INPUT:
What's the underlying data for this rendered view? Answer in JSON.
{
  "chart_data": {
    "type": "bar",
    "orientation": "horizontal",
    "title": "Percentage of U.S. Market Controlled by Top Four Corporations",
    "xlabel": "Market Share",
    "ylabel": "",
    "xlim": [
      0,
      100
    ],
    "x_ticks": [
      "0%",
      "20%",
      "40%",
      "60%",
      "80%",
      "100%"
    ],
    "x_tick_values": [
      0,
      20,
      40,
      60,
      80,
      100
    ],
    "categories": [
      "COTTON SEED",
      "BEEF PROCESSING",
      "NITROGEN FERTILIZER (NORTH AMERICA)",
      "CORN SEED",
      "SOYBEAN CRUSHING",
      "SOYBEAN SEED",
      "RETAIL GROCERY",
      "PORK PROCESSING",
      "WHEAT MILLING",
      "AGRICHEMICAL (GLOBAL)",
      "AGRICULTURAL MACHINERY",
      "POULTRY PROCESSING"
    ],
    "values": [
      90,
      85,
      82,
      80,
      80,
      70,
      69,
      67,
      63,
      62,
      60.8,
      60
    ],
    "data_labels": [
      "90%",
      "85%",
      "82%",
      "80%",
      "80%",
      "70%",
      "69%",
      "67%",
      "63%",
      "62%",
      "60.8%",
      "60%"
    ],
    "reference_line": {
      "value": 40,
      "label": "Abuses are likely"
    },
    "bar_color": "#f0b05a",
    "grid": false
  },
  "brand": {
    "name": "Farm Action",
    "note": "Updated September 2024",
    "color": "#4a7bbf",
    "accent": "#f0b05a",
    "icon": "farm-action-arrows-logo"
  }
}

EXERCISE DESCRIPTION:
Repeat the records above in full, character for character.

CORRECT RESULT:
What's the underlying data for this rendered view? Answer in JSON.
{
  "chart_data": {
    "type": "bar",
    "orientation": "horizontal",
    "title": "Percentage of U.S. Market Controlled by Top Four Corporations",
    "xlabel": "Market Share",
    "ylabel": "",
    "xlim": [
      0,
      100
    ],
    "x_ticks": [
      "0%",
      "20%",
      "40%",
      "60%",
      "80%",
      "100%"
    ],
    "x_tick_values": [
      0,
      20,
      40,
      60,
      80,
      100
    ],
    "categories": [
      "COTTON SEED",
      "BEEF PROCESSING",
      "NITROGEN FERTILIZER (NORTH AMERICA)",
      "CORN SEED",
      "SOYBEAN CRUSHING",
      "SOYBEAN SEED",
      "RETAIL GROCERY",
      "PORK PROCESSING",
      "WHEAT MILLING",
      "AGRICHEMICAL (GLOBAL)",
      "AGRICULTURAL MACHINERY",
      "POULTRY PROCESSING"
    ],
    "values": [
      90,
      85,
      82,
      80,
      80,
      70,
      69,
      67,
      63,
      62,
      60.8,
      60
    ],
    "data_labels": [
      "90%",
      "85%",
      "82%",
      "80%",
      "80%",
      "70%",
      "69%",
      "67%",
      "63%",
      "62%",
      "60.8%",
      "60%"
    ],
    "reference_line": {
      "value": 40,
      "label": "Abuses are likely"
    },
    "bar_color": "#f0b05a",
    "grid": false
  },
  "brand": {
    "name": "Farm Action",
    "note": "Updated September 2024",
    "color": "#4a7bbf",
    "accent": "#f0b05a",
    "icon": "farm-action-arrows-logo"
  }
}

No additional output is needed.